▶ RECORD EXCERPTS

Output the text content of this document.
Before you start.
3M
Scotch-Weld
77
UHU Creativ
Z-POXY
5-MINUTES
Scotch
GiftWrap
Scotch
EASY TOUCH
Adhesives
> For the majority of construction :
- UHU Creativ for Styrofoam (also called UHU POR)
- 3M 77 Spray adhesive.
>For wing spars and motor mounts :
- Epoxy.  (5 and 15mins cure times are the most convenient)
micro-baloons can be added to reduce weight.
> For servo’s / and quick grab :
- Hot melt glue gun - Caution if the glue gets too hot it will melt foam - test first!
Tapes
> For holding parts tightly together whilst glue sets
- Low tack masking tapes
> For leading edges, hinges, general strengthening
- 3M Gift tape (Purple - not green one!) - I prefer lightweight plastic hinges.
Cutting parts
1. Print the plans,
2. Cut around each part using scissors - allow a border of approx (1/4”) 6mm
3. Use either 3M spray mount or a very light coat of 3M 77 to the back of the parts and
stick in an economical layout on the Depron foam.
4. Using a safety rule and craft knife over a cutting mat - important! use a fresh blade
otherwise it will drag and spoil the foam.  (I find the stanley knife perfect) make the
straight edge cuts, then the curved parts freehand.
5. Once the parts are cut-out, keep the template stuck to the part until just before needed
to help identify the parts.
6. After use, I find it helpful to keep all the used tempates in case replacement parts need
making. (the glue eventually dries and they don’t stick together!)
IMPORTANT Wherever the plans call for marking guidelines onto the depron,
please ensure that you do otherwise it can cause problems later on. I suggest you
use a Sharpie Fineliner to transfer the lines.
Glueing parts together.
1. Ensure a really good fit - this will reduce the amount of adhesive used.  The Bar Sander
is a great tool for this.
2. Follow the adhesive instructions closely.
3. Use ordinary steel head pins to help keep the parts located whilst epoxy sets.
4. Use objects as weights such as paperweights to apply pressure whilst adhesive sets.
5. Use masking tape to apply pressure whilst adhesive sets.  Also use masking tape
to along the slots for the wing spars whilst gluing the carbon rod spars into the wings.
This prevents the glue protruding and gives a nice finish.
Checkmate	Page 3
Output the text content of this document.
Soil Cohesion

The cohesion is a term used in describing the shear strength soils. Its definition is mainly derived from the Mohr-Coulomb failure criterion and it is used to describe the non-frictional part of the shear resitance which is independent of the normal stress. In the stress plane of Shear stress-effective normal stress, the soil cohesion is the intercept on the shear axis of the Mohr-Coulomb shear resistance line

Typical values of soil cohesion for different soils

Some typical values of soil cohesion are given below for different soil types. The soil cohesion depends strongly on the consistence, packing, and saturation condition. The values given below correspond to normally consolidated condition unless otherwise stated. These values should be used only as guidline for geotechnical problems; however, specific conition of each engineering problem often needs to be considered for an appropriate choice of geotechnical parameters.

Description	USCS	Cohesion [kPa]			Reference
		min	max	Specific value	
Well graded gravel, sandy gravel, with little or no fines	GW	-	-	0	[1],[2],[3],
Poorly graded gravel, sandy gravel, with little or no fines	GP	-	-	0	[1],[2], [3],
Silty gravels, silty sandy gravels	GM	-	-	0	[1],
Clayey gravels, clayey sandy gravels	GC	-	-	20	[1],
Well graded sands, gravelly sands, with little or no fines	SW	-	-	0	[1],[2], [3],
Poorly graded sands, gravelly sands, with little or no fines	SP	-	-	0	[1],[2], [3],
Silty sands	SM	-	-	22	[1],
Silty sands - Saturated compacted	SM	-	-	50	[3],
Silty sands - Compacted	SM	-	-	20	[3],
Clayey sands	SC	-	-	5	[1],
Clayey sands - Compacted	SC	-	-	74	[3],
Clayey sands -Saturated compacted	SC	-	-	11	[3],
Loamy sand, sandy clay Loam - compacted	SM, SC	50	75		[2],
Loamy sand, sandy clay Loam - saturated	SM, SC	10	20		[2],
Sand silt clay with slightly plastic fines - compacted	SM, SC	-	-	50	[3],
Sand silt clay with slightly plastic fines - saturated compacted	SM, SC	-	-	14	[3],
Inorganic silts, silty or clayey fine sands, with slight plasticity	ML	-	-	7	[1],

▶ SET EXERCISE
Lines containing the string "wing" are to be selected and copied.

▶ THE OUTPUT
>For wing spars and motor mounts :
to along the slots for the wing spars whilst gluing the carbon rod spars into the wings.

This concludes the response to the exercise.